DATASET EXTRACT:
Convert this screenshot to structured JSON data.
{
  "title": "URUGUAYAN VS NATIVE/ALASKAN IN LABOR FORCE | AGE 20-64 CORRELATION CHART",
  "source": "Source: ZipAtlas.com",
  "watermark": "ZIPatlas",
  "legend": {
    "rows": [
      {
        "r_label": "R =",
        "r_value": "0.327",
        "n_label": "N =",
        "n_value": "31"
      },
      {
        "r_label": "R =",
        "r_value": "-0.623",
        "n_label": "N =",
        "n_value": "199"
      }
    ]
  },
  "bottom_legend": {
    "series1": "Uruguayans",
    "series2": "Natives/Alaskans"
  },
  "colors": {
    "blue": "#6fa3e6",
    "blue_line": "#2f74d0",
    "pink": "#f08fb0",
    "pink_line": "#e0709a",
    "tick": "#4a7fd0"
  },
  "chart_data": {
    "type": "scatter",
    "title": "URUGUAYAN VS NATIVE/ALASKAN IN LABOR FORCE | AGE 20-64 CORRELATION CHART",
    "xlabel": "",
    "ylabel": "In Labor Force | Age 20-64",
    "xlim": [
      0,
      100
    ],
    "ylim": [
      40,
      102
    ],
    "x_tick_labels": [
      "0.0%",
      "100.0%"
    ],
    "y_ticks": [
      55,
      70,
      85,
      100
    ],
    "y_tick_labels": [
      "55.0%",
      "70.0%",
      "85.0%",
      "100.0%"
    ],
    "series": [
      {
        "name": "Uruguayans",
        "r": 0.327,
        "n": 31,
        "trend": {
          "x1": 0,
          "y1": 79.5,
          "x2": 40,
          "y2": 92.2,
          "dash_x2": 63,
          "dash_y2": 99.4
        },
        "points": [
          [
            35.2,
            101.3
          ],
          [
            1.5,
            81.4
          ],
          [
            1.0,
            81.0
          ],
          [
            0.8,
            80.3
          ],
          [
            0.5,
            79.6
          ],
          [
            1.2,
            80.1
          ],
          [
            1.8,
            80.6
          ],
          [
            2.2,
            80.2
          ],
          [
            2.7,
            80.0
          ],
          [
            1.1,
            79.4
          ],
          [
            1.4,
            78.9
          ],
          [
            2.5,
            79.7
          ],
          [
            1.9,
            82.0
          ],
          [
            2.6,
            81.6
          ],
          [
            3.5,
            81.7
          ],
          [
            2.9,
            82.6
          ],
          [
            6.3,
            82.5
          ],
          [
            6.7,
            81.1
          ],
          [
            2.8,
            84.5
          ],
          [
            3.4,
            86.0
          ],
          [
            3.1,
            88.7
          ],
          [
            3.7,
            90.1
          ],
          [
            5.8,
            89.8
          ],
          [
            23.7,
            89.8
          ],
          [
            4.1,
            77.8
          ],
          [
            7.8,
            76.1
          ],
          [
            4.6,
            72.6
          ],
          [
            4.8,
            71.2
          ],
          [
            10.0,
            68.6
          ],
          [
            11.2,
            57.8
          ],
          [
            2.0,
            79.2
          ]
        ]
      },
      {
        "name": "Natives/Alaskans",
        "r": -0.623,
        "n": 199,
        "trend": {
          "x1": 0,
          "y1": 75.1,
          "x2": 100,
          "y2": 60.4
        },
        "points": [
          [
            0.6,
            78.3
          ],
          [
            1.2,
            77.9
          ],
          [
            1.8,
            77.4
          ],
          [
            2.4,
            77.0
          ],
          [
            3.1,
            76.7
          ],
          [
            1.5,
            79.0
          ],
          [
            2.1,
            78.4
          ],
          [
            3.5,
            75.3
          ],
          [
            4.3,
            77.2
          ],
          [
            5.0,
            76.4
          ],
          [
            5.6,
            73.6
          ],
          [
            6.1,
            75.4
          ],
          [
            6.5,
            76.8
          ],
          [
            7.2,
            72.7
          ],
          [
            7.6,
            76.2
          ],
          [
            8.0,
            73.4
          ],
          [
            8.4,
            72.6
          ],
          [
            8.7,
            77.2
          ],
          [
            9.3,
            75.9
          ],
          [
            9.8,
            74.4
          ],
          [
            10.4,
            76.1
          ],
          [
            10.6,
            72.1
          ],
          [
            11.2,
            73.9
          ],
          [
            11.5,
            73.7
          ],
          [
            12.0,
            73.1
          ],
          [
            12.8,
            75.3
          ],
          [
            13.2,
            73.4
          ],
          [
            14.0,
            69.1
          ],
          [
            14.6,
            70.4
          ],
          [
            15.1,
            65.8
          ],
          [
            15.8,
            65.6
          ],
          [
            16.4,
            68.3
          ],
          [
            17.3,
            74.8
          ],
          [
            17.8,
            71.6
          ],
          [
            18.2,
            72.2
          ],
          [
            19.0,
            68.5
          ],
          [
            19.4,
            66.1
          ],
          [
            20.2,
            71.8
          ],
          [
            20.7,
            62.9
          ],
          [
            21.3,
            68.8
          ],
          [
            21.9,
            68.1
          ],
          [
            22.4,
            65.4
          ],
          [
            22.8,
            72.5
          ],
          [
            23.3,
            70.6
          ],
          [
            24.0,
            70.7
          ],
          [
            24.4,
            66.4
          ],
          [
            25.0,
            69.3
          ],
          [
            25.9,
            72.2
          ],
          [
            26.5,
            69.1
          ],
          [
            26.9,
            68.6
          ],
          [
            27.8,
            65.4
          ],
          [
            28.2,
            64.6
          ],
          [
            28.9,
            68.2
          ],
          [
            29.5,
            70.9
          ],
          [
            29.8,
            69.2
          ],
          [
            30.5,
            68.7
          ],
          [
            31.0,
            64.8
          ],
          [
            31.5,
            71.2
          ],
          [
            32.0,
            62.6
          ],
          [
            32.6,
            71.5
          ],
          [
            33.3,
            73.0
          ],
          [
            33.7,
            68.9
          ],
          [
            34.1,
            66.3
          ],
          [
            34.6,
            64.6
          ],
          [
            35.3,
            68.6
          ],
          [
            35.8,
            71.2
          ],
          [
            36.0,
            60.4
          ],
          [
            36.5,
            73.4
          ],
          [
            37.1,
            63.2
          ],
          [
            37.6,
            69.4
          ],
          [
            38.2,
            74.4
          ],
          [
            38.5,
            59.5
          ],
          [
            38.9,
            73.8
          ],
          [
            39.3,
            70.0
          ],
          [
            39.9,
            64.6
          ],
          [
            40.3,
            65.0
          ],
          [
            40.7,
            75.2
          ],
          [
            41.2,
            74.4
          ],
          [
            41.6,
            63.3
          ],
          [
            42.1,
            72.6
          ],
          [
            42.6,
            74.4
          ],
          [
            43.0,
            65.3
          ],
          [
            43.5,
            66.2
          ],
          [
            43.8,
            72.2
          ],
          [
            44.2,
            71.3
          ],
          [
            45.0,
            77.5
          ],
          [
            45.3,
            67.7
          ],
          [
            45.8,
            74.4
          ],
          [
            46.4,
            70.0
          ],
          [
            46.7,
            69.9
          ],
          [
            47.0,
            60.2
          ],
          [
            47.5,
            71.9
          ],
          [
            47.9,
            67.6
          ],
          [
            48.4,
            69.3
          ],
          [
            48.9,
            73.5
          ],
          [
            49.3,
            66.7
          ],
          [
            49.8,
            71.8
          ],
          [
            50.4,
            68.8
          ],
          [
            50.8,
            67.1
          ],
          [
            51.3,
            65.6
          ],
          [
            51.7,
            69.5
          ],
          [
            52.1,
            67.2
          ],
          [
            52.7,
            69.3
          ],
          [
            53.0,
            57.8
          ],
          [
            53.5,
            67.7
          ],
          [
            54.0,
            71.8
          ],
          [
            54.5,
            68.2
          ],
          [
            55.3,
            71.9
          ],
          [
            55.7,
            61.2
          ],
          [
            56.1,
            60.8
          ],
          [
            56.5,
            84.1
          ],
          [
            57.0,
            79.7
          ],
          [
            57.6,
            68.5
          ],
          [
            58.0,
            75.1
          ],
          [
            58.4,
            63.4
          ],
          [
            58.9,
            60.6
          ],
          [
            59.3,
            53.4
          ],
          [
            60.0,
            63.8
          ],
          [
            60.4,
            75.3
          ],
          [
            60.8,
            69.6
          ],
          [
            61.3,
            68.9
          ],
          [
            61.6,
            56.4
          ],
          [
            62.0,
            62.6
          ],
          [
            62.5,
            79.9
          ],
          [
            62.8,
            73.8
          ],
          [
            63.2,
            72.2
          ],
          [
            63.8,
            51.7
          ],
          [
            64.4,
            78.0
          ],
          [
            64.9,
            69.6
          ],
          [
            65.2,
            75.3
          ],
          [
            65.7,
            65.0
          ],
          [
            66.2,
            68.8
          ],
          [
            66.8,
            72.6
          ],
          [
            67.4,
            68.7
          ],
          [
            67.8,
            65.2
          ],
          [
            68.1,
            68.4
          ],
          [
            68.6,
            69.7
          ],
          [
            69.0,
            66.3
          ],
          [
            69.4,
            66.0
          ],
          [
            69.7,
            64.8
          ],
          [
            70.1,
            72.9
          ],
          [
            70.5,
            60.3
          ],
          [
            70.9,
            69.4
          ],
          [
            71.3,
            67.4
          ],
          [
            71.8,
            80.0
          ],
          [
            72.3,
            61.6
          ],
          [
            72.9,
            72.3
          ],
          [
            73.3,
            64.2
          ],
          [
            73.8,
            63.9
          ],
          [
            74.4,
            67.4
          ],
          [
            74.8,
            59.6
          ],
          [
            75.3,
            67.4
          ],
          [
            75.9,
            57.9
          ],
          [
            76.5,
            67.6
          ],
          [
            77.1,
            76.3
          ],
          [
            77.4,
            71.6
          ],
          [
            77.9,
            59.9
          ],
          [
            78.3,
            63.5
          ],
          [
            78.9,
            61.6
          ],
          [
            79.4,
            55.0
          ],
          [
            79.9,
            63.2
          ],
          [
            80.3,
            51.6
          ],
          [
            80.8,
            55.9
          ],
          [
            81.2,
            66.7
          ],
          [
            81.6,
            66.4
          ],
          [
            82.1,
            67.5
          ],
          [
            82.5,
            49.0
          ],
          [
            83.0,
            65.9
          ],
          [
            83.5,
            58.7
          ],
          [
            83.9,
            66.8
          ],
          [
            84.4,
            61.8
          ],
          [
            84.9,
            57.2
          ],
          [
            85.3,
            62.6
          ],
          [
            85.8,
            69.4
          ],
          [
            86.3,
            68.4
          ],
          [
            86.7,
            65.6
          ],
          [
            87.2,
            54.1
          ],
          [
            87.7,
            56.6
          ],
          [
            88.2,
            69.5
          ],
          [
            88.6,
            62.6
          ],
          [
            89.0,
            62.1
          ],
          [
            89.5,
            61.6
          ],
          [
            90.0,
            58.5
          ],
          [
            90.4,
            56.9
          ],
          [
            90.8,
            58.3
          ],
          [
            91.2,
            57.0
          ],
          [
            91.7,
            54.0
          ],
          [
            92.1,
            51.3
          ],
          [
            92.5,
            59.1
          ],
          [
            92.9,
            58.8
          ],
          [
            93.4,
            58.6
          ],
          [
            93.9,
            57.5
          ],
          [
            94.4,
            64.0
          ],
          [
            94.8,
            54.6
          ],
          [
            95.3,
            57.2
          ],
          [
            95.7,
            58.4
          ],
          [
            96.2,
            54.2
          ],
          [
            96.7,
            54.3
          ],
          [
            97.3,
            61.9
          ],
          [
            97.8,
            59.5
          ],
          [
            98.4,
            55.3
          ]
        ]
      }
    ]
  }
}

TASK GOAL: Write out every line of the data that holds the word "Uruguayans".

FULL SOLUTION:
    "series1": "Uruguayans",
        "name": "Uruguayans",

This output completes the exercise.